_DESCRIPTION OF THE TASK_. Reproduce the listing below word for word, keeping every line unchanged.

_INPUT ROWS_.
***
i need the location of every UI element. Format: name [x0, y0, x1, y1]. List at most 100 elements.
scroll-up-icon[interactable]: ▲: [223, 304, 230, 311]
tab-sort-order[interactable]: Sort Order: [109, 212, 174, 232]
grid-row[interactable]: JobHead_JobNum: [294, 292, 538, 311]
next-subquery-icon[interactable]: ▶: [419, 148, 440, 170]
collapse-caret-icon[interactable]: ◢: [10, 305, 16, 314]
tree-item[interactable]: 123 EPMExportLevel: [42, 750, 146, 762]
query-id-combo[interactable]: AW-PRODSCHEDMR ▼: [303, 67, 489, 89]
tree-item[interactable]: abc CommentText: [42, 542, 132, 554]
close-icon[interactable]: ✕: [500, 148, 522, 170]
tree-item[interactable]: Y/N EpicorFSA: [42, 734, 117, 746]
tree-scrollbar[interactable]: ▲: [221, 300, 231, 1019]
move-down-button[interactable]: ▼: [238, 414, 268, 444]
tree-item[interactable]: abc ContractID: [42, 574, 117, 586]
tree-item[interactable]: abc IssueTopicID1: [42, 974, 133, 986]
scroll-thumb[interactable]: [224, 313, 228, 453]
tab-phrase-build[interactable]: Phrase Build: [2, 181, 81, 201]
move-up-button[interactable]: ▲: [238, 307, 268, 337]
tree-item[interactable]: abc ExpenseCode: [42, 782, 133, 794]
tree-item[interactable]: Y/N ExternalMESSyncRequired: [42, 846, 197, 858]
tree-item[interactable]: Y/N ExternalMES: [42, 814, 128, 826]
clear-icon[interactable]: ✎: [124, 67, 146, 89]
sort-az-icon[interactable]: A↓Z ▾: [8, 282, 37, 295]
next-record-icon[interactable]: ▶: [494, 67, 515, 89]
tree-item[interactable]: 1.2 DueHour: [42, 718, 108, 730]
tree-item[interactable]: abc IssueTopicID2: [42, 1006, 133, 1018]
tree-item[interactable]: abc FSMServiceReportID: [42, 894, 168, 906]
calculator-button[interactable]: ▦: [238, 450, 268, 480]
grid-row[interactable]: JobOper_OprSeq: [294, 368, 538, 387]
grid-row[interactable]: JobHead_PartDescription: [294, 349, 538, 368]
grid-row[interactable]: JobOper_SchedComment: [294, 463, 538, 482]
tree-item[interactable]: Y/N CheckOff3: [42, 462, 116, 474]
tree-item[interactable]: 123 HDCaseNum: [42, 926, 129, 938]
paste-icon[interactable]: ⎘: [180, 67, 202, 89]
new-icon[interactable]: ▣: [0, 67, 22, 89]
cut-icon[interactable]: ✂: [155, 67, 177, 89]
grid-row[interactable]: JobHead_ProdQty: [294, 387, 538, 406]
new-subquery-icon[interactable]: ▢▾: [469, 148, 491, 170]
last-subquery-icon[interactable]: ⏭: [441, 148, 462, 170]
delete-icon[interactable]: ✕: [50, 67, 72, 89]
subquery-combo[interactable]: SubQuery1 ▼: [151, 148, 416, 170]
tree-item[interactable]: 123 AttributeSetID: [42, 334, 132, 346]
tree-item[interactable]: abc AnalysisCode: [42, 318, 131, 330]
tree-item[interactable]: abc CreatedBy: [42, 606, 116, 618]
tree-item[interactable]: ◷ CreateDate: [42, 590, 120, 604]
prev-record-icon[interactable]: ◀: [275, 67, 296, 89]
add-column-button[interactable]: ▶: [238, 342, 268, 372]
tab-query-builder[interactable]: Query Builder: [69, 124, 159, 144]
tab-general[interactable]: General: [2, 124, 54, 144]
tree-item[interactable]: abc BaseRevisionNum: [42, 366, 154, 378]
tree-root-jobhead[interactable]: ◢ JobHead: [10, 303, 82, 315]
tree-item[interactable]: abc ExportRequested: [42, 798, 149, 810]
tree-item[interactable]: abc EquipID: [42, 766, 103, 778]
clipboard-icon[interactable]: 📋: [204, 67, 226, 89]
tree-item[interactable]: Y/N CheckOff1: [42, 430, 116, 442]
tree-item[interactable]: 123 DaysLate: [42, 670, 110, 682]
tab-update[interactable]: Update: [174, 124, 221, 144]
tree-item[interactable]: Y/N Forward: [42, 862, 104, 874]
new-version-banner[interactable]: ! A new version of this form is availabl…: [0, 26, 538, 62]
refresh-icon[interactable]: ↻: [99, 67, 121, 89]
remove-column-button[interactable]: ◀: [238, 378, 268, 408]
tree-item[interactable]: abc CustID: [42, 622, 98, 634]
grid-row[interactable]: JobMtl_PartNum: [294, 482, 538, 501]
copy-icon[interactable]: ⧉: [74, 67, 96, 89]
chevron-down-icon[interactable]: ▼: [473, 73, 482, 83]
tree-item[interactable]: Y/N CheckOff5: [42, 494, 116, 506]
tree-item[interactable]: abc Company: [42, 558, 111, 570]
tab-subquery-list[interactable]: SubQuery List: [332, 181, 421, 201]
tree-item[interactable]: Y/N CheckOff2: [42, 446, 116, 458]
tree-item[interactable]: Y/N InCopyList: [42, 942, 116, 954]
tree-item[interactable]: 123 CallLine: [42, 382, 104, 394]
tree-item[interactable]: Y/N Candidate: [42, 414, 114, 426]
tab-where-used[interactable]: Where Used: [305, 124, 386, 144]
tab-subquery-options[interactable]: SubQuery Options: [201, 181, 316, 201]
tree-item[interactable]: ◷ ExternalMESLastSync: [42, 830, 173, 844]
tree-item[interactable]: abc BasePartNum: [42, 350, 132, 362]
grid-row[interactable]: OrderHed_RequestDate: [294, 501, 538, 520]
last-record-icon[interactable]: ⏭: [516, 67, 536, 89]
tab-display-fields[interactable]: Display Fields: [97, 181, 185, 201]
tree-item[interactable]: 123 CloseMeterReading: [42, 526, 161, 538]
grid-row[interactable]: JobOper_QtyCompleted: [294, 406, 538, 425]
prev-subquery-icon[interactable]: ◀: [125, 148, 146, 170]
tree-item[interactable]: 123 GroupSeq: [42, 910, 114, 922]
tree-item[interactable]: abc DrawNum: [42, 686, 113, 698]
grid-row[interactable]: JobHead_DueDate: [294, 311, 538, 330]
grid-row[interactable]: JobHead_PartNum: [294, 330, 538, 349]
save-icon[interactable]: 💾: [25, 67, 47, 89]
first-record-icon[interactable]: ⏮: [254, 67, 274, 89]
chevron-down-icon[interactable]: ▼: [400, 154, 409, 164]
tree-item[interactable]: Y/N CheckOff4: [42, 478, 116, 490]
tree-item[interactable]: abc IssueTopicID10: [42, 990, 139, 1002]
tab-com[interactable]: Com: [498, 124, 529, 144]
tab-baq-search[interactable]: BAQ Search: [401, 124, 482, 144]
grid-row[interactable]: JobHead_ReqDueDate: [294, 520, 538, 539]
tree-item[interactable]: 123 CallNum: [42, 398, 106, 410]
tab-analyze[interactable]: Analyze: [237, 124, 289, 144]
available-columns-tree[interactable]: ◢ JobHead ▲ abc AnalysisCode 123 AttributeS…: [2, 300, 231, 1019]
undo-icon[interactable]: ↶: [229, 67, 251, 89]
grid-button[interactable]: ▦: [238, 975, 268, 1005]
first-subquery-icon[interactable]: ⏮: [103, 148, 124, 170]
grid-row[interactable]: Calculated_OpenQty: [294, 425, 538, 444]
***
_RESPONSE_.
i need the location of every UI element. Format: name [x0, y0, x1, y1]. List at most 100 elements.
scroll-up-icon[interactable]: ▲: [223, 304, 230, 311]
tab-sort-order[interactable]: Sort Order: [109, 212, 174, 232]
grid-row[interactable]: JobHead_JobNum: [294, 292, 538, 311]
next-subquery-icon[interactable]: ▶: [419, 148, 440, 170]
collapse-caret-icon[interactable]: ◢: [10, 305, 16, 314]
tree-item[interactable]: 123 EPMExportLevel: [42, 750, 146, 762]
query-id-combo[interactable]: AW-PRODSCHEDMR ▼: [303, 67, 489, 89]
tree-item[interactable]: abc CommentText: [42, 542, 132, 554]
close-icon[interactable]: ✕: [500, 148, 522, 170]
tree-item[interactable]: Y/N EpicorFSA: [42, 734, 117, 746]
tree-scrollbar[interactable]: ▲: [221, 300, 231, 1019]
move-down-button[interactable]: ▼: [238, 414, 268, 444]
tree-item[interactable]: abc ContractID: [42, 574, 117, 586]
tree-item[interactable]: abc IssueTopicID1: [42, 974, 133, 986]
scroll-thumb[interactable]: [224, 313, 228, 453]
tab-phrase-build[interactable]: Phrase Build: [2, 181, 81, 201]
move-up-button[interactable]: ▲: [238, 307, 268, 337]
tree-item[interactable]: abc ExpenseCode: [42, 782, 133, 794]
tree-item[interactable]: Y/N ExternalMESSyncRequired: [42, 846, 197, 858]
tree-item[interactable]: Y/N ExternalMES: [42, 814, 128, 826]
clear-icon[interactable]: ✎: [124, 67, 146, 89]
sort-az-icon[interactable]: A↓Z ▾: [8, 282, 37, 295]
next-record-icon[interactable]: ▶: [494, 67, 515, 89]
tree-item[interactable]: 1.2 DueHour: [42, 718, 108, 730]
tree-item[interactable]: abc IssueTopicID2: [42, 1006, 133, 1018]
tree-item[interactable]: abc FSMServiceReportID: [42, 894, 168, 906]
calculator-button[interactable]: ▦: [238, 450, 268, 480]
grid-row[interactable]: JobOper_OprSeq: [294, 368, 538, 387]
grid-row[interactable]: JobHead_PartDescription: [294, 349, 538, 368]
grid-row[interactable]: JobOper_SchedComment: [294, 463, 538, 482]
tree-item[interactable]: Y/N CheckOff3: [42, 462, 116, 474]
tree-item[interactable]: 123 HDCaseNum: [42, 926, 129, 938]
paste-icon[interactable]: ⎘: [180, 67, 202, 89]
new-icon[interactable]: ▣: [0, 67, 22, 89]
cut-icon[interactable]: ✂: [155, 67, 177, 89]
grid-row[interactable]: JobHead_ProdQty: [294, 387, 538, 406]
new-subquery-icon[interactable]: ▢▾: [469, 148, 491, 170]
last-subquery-icon[interactable]: ⏭: [441, 148, 462, 170]
delete-icon[interactable]: ✕: [50, 67, 72, 89]
subquery-combo[interactable]: SubQuery1 ▼: [151, 148, 416, 170]
tree-item[interactable]: 123 AttributeSetID: [42, 334, 132, 346]
tree-item[interactable]: abc AnalysisCode: [42, 318, 131, 330]
tree-item[interactable]: abc CreatedBy: [42, 606, 116, 618]
tree-item[interactable]: ◷ CreateDate: [42, 590, 120, 604]
prev-record-icon[interactable]: ◀: [275, 67, 296, 89]
add-column-button[interactable]: ▶: [238, 342, 268, 372]
tab-query-builder[interactable]: Query Builder: [69, 124, 159, 144]
tab-general[interactable]: General: [2, 124, 54, 144]
tree-item[interactable]: abc BaseRevisionNum: [42, 366, 154, 378]
tree-root-jobhead[interactable]: ◢ JobHead: [10, 303, 82, 315]
tree-item[interactable]: abc ExportRequested: [42, 798, 149, 810]
tree-item[interactable]: abc EquipID: [42, 766, 103, 778]
clipboard-icon[interactable]: 📋: [204, 67, 226, 89]
tree-item[interactable]: Y/N CheckOff1: [42, 430, 116, 442]
tree-item[interactable]: 123 DaysLate: [42, 670, 110, 682]
tab-update[interactable]: Update: [174, 124, 221, 144]
tree-item[interactable]: Y/N Forward: [42, 862, 104, 874]
new-version-banner[interactable]: ! A new version of this form is availabl…: [0, 26, 538, 62]
refresh-icon[interactable]: ↻: [99, 67, 121, 89]
remove-column-button[interactable]: ◀: [238, 378, 268, 408]
tree-item[interactable]: abc CustID: [42, 622, 98, 634]
grid-row[interactable]: JobMtl_PartNum: [294, 482, 538, 501]
copy-icon[interactable]: ⧉: [74, 67, 96, 89]
chevron-down-icon[interactable]: ▼: [473, 73, 482, 83]
tree-item[interactable]: Y/N CheckOff5: [42, 494, 116, 506]
tree-item[interactable]: abc Company: [42, 558, 111, 570]
tab-subquery-list[interactable]: SubQuery List: [332, 181, 421, 201]
tree-item[interactable]: Y/N CheckOff2: [42, 446, 116, 458]
tree-item[interactable]: Y/N InCopyList: [42, 942, 116, 954]
tree-item[interactable]: 123 CallLine: [42, 382, 104, 394]
tree-item[interactable]: Y/N Candidate: [42, 414, 114, 426]
tab-where-used[interactable]: Where Used: [305, 124, 386, 144]
tab-subquery-options[interactable]: SubQuery Options: [201, 181, 316, 201]
tree-item[interactable]: ◷ ExternalMESLastSync: [42, 830, 173, 844]
tree-item[interactable]: abc BasePartNum: [42, 350, 132, 362]
grid-row[interactable]: OrderHed_RequestDate: [294, 501, 538, 520]
last-record-icon[interactable]: ⏭: [516, 67, 536, 89]
tab-display-fields[interactable]: Display Fields: [97, 181, 185, 201]
tree-item[interactable]: 123 CloseMeterReading: [42, 526, 161, 538]
grid-row[interactable]: JobOper_QtyCompleted: [294, 406, 538, 425]
prev-subquery-icon[interactable]: ◀: [125, 148, 146, 170]
tree-item[interactable]: 123 GroupSeq: [42, 910, 114, 922]
tree-item[interactable]: abc DrawNum: [42, 686, 113, 698]
grid-row[interactable]: JobHead_DueDate: [294, 311, 538, 330]
grid-row[interactable]: JobHead_PartNum: [294, 330, 538, 349]
save-icon[interactable]: 💾: [25, 67, 47, 89]
first-record-icon[interactable]: ⏮: [254, 67, 274, 89]
chevron-down-icon[interactable]: ▼: [400, 154, 409, 164]
tree-item[interactable]: Y/N CheckOff4: [42, 478, 116, 490]
tree-item[interactable]: abc IssueTopicID10: [42, 990, 139, 1002]
tab-com[interactable]: Com: [498, 124, 529, 144]
tab-baq-search[interactable]: BAQ Search: [401, 124, 482, 144]
grid-row[interactable]: JobHead_ReqDueDate: [294, 520, 538, 539]
tree-item[interactable]: 123 CallNum: [42, 398, 106, 410]
tab-analyze[interactable]: Analyze: [237, 124, 289, 144]
available-columns-tree[interactable]: ◢ JobHead ▲ abc AnalysisCode 123 AttributeS…: [2, 300, 231, 1019]
undo-icon[interactable]: ↶: [229, 67, 251, 89]
grid-button[interactable]: ▦: [238, 975, 268, 1005]
first-subquery-icon[interactable]: ⏮: [103, 148, 124, 170]
grid-row[interactable]: Calculated_OpenQty: [294, 425, 538, 444]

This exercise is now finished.